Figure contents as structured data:
■ ■ ■ ■ ■

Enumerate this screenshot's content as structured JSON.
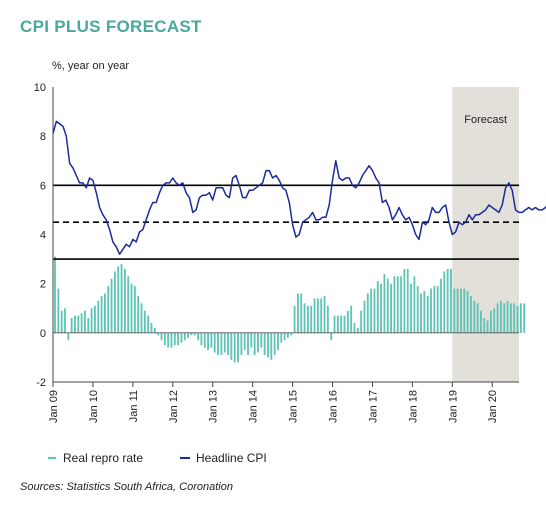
{
  "title": "CPI PLUS FORECAST",
  "source": "Sources: Statistics South Africa, Coronation",
  "colors": {
    "title": "#4aa99c",
    "bars": "#5ec4b6",
    "line": "#1d2a9c",
    "forecast_shade": "#e3e0da",
    "reference_lines": "#000000"
  },
  "chart_data": {
    "type": "bar+line",
    "ylabel": "%, year on year",
    "ylim": [
      -2,
      10
    ],
    "yticks": [
      -2,
      0,
      2,
      4,
      6,
      8,
      10
    ],
    "xlim": [
      2009.0,
      2020.67
    ],
    "xticks": [
      {
        "label": "Jan 09",
        "x": 2009
      },
      {
        "label": "Jan 10",
        "x": 2010
      },
      {
        "label": "Jan 11",
        "x": 2011
      },
      {
        "label": "Jan 12",
        "x": 2012
      },
      {
        "label": "Jan 13",
        "x": 2013
      },
      {
        "label": "Jan 14",
        "x": 2014
      },
      {
        "label": "Jan 15",
        "x": 2015
      },
      {
        "label": "Jan 16",
        "x": 2016
      },
      {
        "label": "Jan 17",
        "x": 2017
      },
      {
        "label": "Jan 18",
        "x": 2018
      },
      {
        "label": "Jan 19",
        "x": 2019
      },
      {
        "label": "Jan 20",
        "x": 2020
      }
    ],
    "forecast": {
      "label": "Forecast",
      "start": 2019.0,
      "end": 2020.67
    },
    "hlines": [
      {
        "y": 6,
        "style": "solid"
      },
      {
        "y": 4.5,
        "style": "dashed"
      },
      {
        "y": 3,
        "style": "solid"
      }
    ],
    "legend": [
      "Real repro rate",
      "Headline CPI"
    ],
    "series": [
      {
        "name": "Real repro rate",
        "type": "bar",
        "start": "Jan 09",
        "values": [
          3.1,
          1.8,
          0.9,
          1.0,
          -0.3,
          0.6,
          0.7,
          0.7,
          0.8,
          0.9,
          0.6,
          1.0,
          1.1,
          1.3,
          1.5,
          1.6,
          1.9,
          2.2,
          2.5,
          2.7,
          2.8,
          2.6,
          2.3,
          2.0,
          1.9,
          1.5,
          1.2,
          0.9,
          0.7,
          0.4,
          0.2,
          -0.1,
          -0.3,
          -0.5,
          -0.6,
          -0.6,
          -0.5,
          -0.5,
          -0.4,
          -0.3,
          -0.2,
          -0.1,
          -0.1,
          -0.3,
          -0.5,
          -0.6,
          -0.7,
          -0.6,
          -0.8,
          -0.9,
          -0.9,
          -0.8,
          -0.9,
          -1.1,
          -1.2,
          -1.2,
          -0.9,
          -0.7,
          -0.9,
          -0.6,
          -0.9,
          -0.8,
          -0.6,
          -0.9,
          -1.0,
          -1.1,
          -0.9,
          -0.7,
          -0.4,
          -0.3,
          -0.2,
          -0.1,
          1.1,
          1.6,
          1.6,
          1.2,
          1.1,
          1.1,
          1.4,
          1.4,
          1.4,
          1.5,
          1.1,
          -0.3,
          0.7,
          0.7,
          0.7,
          0.7,
          0.9,
          1.1,
          0.4,
          0.2,
          0.9,
          1.3,
          1.6,
          1.8,
          1.8,
          2.1,
          2.0,
          2.4,
          2.2,
          2.0,
          2.3,
          2.3,
          2.3,
          2.6,
          2.6,
          2.0,
          2.3,
          1.9,
          1.6,
          1.7,
          1.5,
          1.8,
          1.9,
          1.9,
          2.2,
          2.5,
          2.6,
          2.6,
          1.8,
          1.8,
          1.8,
          1.8,
          1.7,
          1.5,
          1.3,
          1.2,
          0.9,
          0.6,
          0.5,
          0.9,
          1.0,
          1.2,
          1.3,
          1.2,
          1.3,
          1.2,
          1.2,
          1.1,
          1.2,
          1.2
        ]
      },
      {
        "name": "Headline CPI",
        "type": "line",
        "start": "Jan 09",
        "values": [
          8.1,
          8.6,
          8.5,
          8.4,
          8.0,
          6.9,
          6.7,
          6.4,
          6.1,
          6.1,
          5.9,
          6.3,
          6.2,
          5.7,
          5.1,
          4.8,
          4.6,
          4.2,
          3.7,
          3.5,
          3.2,
          3.4,
          3.6,
          3.5,
          3.8,
          3.7,
          4.1,
          4.2,
          4.6,
          5.0,
          5.3,
          5.3,
          5.7,
          6.0,
          6.1,
          6.1,
          6.3,
          6.1,
          6.0,
          6.1,
          5.7,
          5.5,
          4.9,
          5.0,
          5.5,
          5.6,
          5.6,
          5.7,
          5.4,
          5.9,
          5.9,
          5.9,
          5.6,
          5.5,
          6.3,
          6.4,
          6.0,
          5.5,
          5.5,
          5.8,
          5.8,
          5.9,
          6.0,
          6.1,
          6.6,
          6.6,
          6.3,
          6.4,
          6.2,
          5.9,
          5.8,
          5.3,
          4.4,
          3.9,
          4.0,
          4.5,
          4.6,
          4.7,
          4.9,
          4.6,
          4.6,
          4.7,
          4.7,
          5.2,
          6.2,
          7.0,
          6.3,
          6.2,
          6.3,
          6.3,
          6.0,
          5.9,
          6.1,
          6.4,
          6.6,
          6.8,
          6.6,
          6.3,
          6.1,
          5.3,
          5.4,
          5.1,
          4.6,
          4.8,
          5.1,
          4.8,
          4.6,
          4.7,
          4.4,
          4.0,
          3.8,
          4.5,
          4.4,
          4.6,
          5.1,
          4.9,
          4.9,
          5.1,
          5.2,
          4.5,
          4.0,
          4.1,
          4.5,
          4.4,
          4.5,
          4.8,
          4.6,
          4.8,
          4.8,
          4.9,
          5.0,
          5.2,
          5.1,
          5.0,
          4.9,
          5.2,
          5.9,
          6.1,
          5.8,
          5.0,
          4.9,
          4.9,
          5.0,
          5.1,
          5.0,
          5.1,
          5.0,
          5.0,
          5.1,
          5.3,
          5.2,
          5.0,
          5.0,
          5.1,
          5.1,
          5.1
        ]
      }
    ]
  }
}
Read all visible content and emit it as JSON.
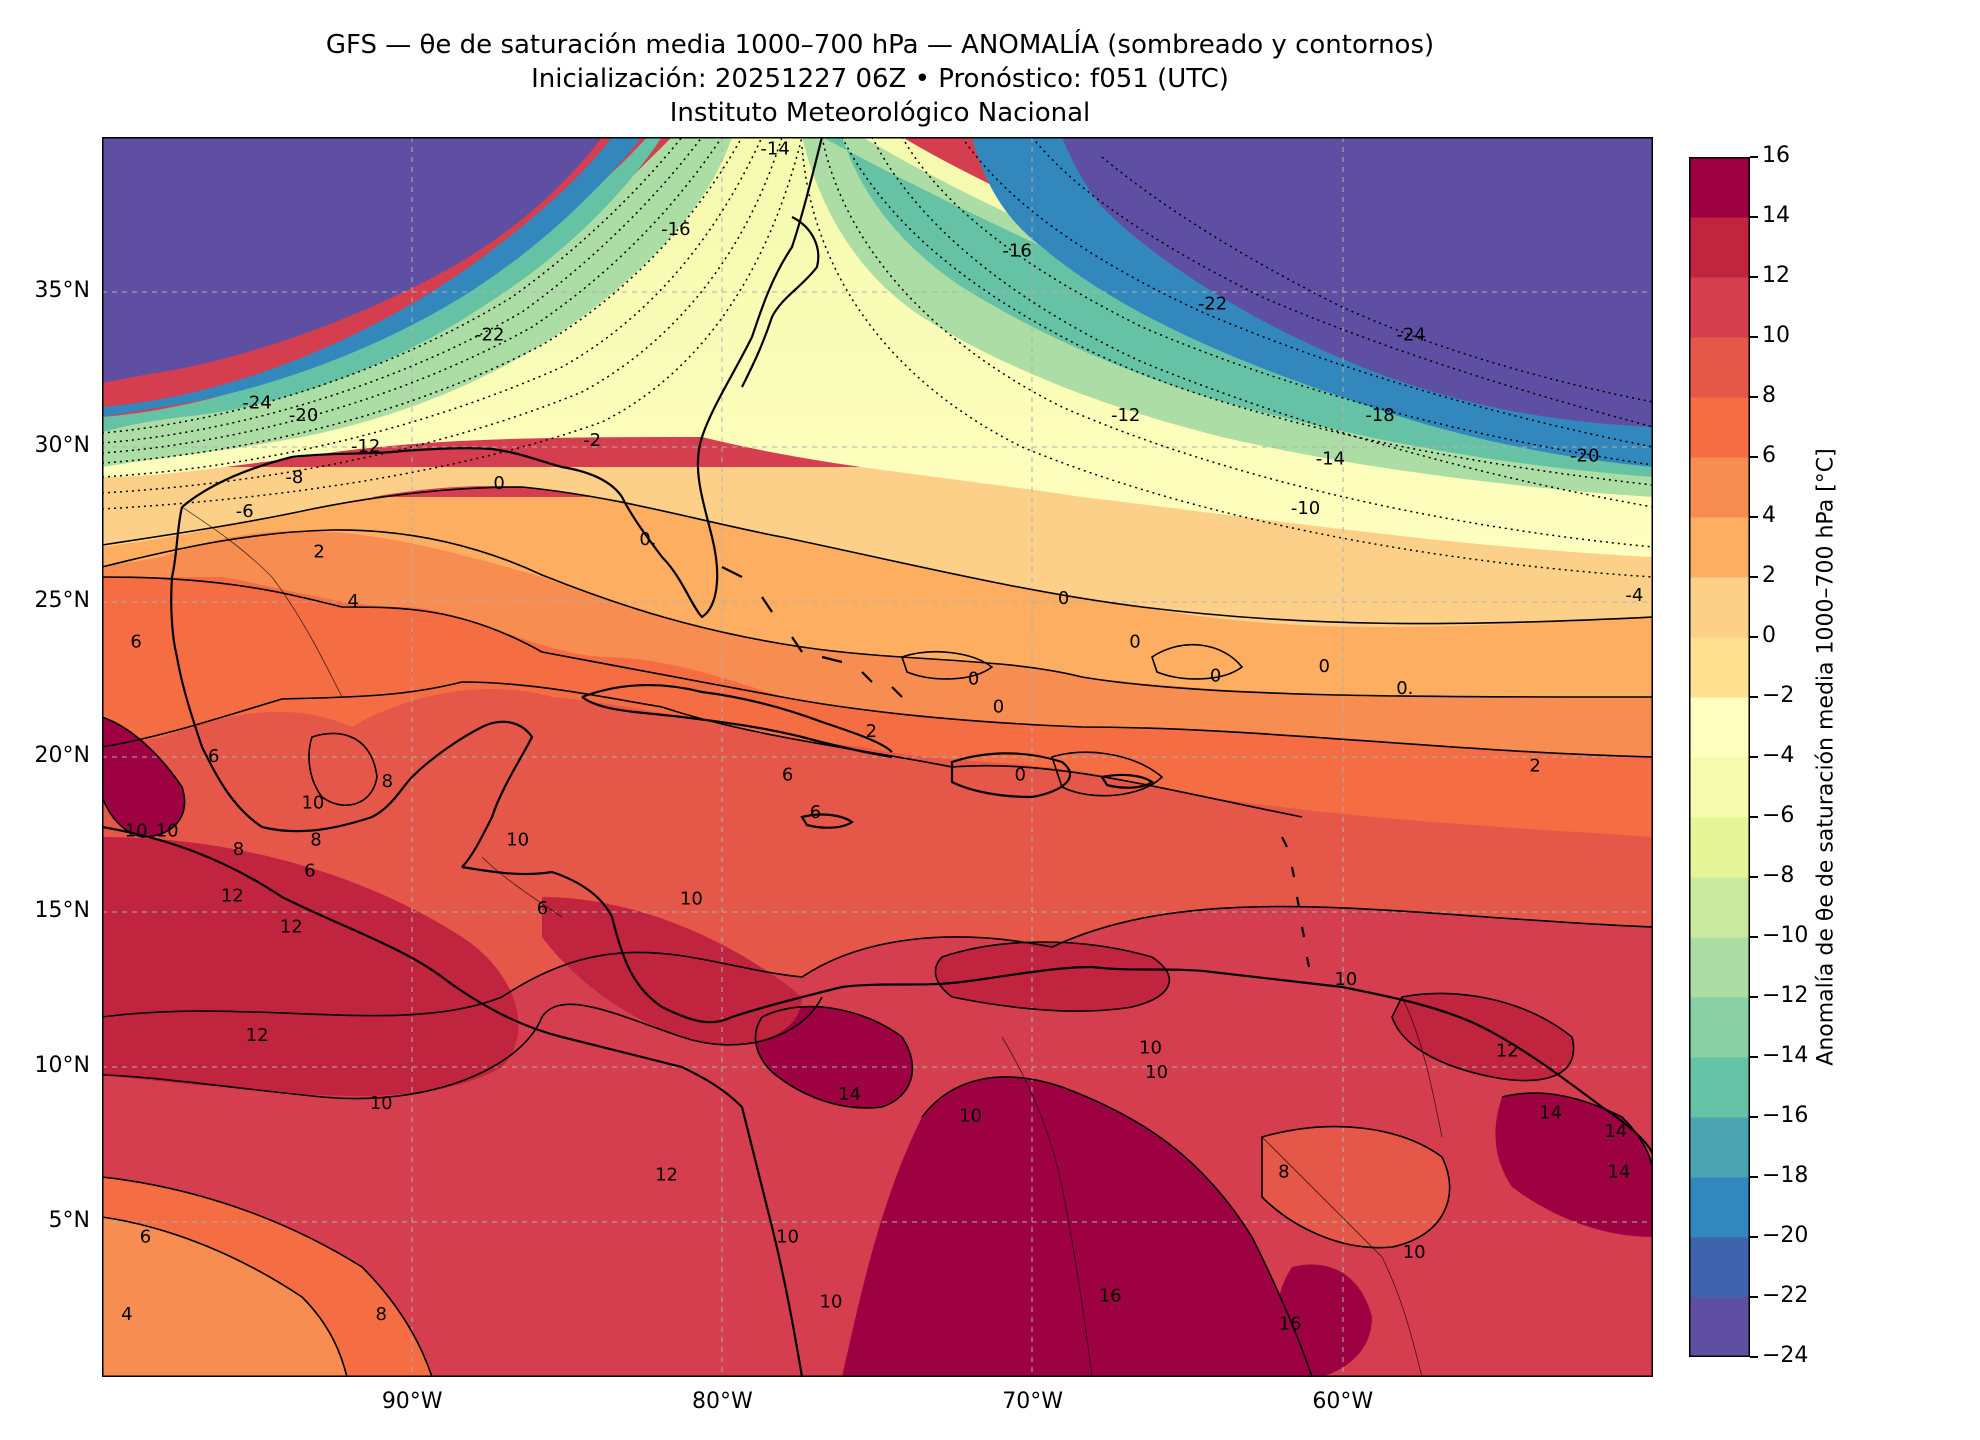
{
  "header": {
    "title": "GFS — θe de saturación media 1000–700 hPa — ANOMALÍA (sombreado y contornos)",
    "subtitle": "Inicialización: 20251227 06Z   •   Pronóstico: f051 (UTC)",
    "institution": "Instituto Meteorológico Nacional"
  },
  "map": {
    "lat_range": [
      0,
      40
    ],
    "lon_range": [
      -100,
      -50
    ],
    "lat_ticks": [
      {
        "value": 35,
        "label": "35°N"
      },
      {
        "value": 30,
        "label": "30°N"
      },
      {
        "value": 25,
        "label": "25°N"
      },
      {
        "value": 20,
        "label": "20°N"
      },
      {
        "value": 15,
        "label": "15°N"
      },
      {
        "value": 10,
        "label": "10°N"
      },
      {
        "value": 5,
        "label": "5°N"
      }
    ],
    "lon_ticks": [
      {
        "value": -90,
        "label": "90°W"
      },
      {
        "value": -80,
        "label": "80°W"
      },
      {
        "value": -70,
        "label": "70°W"
      },
      {
        "value": -60,
        "label": "60°W"
      }
    ],
    "contour_labels": [
      {
        "text": "-24",
        "lat": 31.4,
        "lon": -95.0
      },
      {
        "text": "-20",
        "lat": 31.0,
        "lon": -93.5
      },
      {
        "text": "-22",
        "lat": 33.6,
        "lon": -87.5
      },
      {
        "text": "-16",
        "lat": 37.0,
        "lon": -81.5
      },
      {
        "text": "-14",
        "lat": 39.6,
        "lon": -78.3
      },
      {
        "text": "-12",
        "lat": 30.0,
        "lon": -91.5
      },
      {
        "text": "-8",
        "lat": 29.0,
        "lon": -93.8
      },
      {
        "text": "-6",
        "lat": 27.9,
        "lon": -95.4
      },
      {
        "text": "-2",
        "lat": 30.2,
        "lon": -84.2
      },
      {
        "text": "0",
        "lat": 28.8,
        "lon": -87.2
      },
      {
        "text": "0.",
        "lat": 27.0,
        "lon": -82.4
      },
      {
        "text": "2",
        "lat": 26.6,
        "lon": -93.0
      },
      {
        "text": "4",
        "lat": 25.0,
        "lon": -91.9
      },
      {
        "text": "-16",
        "lat": 36.3,
        "lon": -70.5
      },
      {
        "text": "-22",
        "lat": 34.6,
        "lon": -64.2
      },
      {
        "text": "-24",
        "lat": 33.6,
        "lon": -57.8
      },
      {
        "text": "-12",
        "lat": 31.0,
        "lon": -67.0
      },
      {
        "text": "-18",
        "lat": 31.0,
        "lon": -58.8
      },
      {
        "text": "-14",
        "lat": 29.6,
        "lon": -60.4
      },
      {
        "text": "-20",
        "lat": 29.7,
        "lon": -52.2
      },
      {
        "text": "-10",
        "lat": 28.0,
        "lon": -61.2
      },
      {
        "text": "-4",
        "lat": 25.2,
        "lon": -50.6
      },
      {
        "text": "0",
        "lat": 25.1,
        "lon": -69.0
      },
      {
        "text": "0",
        "lat": 23.7,
        "lon": -66.7
      },
      {
        "text": "0",
        "lat": 22.6,
        "lon": -64.1
      },
      {
        "text": "0",
        "lat": 22.9,
        "lon": -60.6
      },
      {
        "text": "0.",
        "lat": 22.2,
        "lon": -58.0
      },
      {
        "text": "0",
        "lat": 22.5,
        "lon": -71.9
      },
      {
        "text": "0",
        "lat": 21.6,
        "lon": -71.1
      },
      {
        "text": "2",
        "lat": 20.8,
        "lon": -75.2
      },
      {
        "text": "0",
        "lat": 19.4,
        "lon": -70.4
      },
      {
        "text": "2",
        "lat": 19.7,
        "lon": -53.8
      },
      {
        "text": "6",
        "lat": 19.4,
        "lon": -77.9
      },
      {
        "text": "6",
        "lat": 18.2,
        "lon": -77.0
      },
      {
        "text": "6",
        "lat": 23.7,
        "lon": -98.9
      },
      {
        "text": "6",
        "lat": 20.0,
        "lon": -96.4
      },
      {
        "text": "8",
        "lat": 19.2,
        "lon": -90.8
      },
      {
        "text": "8",
        "lat": 17.3,
        "lon": -93.1
      },
      {
        "text": "10",
        "lat": 17.3,
        "lon": -86.6
      },
      {
        "text": "10",
        "lat": 18.5,
        "lon": -93.2
      },
      {
        "text": "10",
        "lat": 17.6,
        "lon": -98.9
      },
      {
        "text": "10",
        "lat": 17.6,
        "lon": -97.9
      },
      {
        "text": "6",
        "lat": 16.3,
        "lon": -93.3
      },
      {
        "text": "6",
        "lat": 15.1,
        "lon": -85.8
      },
      {
        "text": "8",
        "lat": 17.0,
        "lon": -95.6
      },
      {
        "text": "12",
        "lat": 15.5,
        "lon": -95.8
      },
      {
        "text": "12",
        "lat": 14.5,
        "lon": -93.9
      },
      {
        "text": "10",
        "lat": 15.4,
        "lon": -81.0
      },
      {
        "text": "10",
        "lat": 12.8,
        "lon": -59.9
      },
      {
        "text": "10",
        "lat": 10.6,
        "lon": -66.2
      },
      {
        "text": "10",
        "lat": 9.8,
        "lon": -66.0
      },
      {
        "text": "12",
        "lat": 10.5,
        "lon": -54.7
      },
      {
        "text": "10",
        "lat": 8.8,
        "lon": -91.0
      },
      {
        "text": "12",
        "lat": 11.0,
        "lon": -95.0
      },
      {
        "text": "14",
        "lat": 9.1,
        "lon": -75.9
      },
      {
        "text": "10",
        "lat": 8.4,
        "lon": -72.0
      },
      {
        "text": "12",
        "lat": 6.5,
        "lon": -81.8
      },
      {
        "text": "14",
        "lat": 8.5,
        "lon": -53.3
      },
      {
        "text": "14",
        "lat": 7.9,
        "lon": -51.2
      },
      {
        "text": "14",
        "lat": 6.6,
        "lon": -51.1
      },
      {
        "text": "8",
        "lat": 6.6,
        "lon": -61.9
      },
      {
        "text": "6",
        "lat": 4.5,
        "lon": -98.6
      },
      {
        "text": "10",
        "lat": 4.5,
        "lon": -77.9
      },
      {
        "text": "10",
        "lat": 4.0,
        "lon": -57.7
      },
      {
        "text": "16",
        "lat": 2.6,
        "lon": -67.5
      },
      {
        "text": "16",
        "lat": 1.7,
        "lon": -61.7
      },
      {
        "text": "10",
        "lat": 2.4,
        "lon": -76.5
      },
      {
        "text": "8",
        "lat": 2.0,
        "lon": -91.0
      },
      {
        "text": "4",
        "lat": 2.0,
        "lon": -99.2
      }
    ]
  },
  "colorbar": {
    "label": "Anomalía de θe de saturación media 1000–700 hPa [°C]",
    "levels": [
      -24,
      -22,
      -20,
      -18,
      -16,
      -14,
      -12,
      -10,
      -8,
      -6,
      -4,
      -2,
      0,
      2,
      4,
      6,
      8,
      10,
      12,
      14,
      16
    ],
    "tick_labels": [
      "16",
      "14",
      "12",
      "10",
      "8",
      "6",
      "4",
      "2",
      "0",
      "−2",
      "−4",
      "−6",
      "−8",
      "−10",
      "−12",
      "−14",
      "−16",
      "−18",
      "−20",
      "−22",
      "−24"
    ],
    "colors": [
      "#5e4fa2",
      "#4063ad",
      "#3288bd",
      "#4ba4b1",
      "#66c2a5",
      "#89d0a4",
      "#abdda4",
      "#cbeaa0",
      "#e6f598",
      "#f4faae",
      "#ffffbf",
      "#fee090",
      "#fdd08a",
      "#fdae61",
      "#f88d52",
      "#f46d43",
      "#e55749",
      "#d53e4f",
      "#c0243e",
      "#9e0142"
    ]
  }
}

■ ■ ■ ■ ■

GIVEN INSTRUCTION:
Every line containing the string "saturación" must be listed.

RESULT OF THE EXERCISE:
    "title": "GFS — θe de saturación media 1000–700 hPa — ANOMALÍA (sombreado y contornos)",
    "label": "Anomalía de θe de saturación media 1000–700 hPa [°C]",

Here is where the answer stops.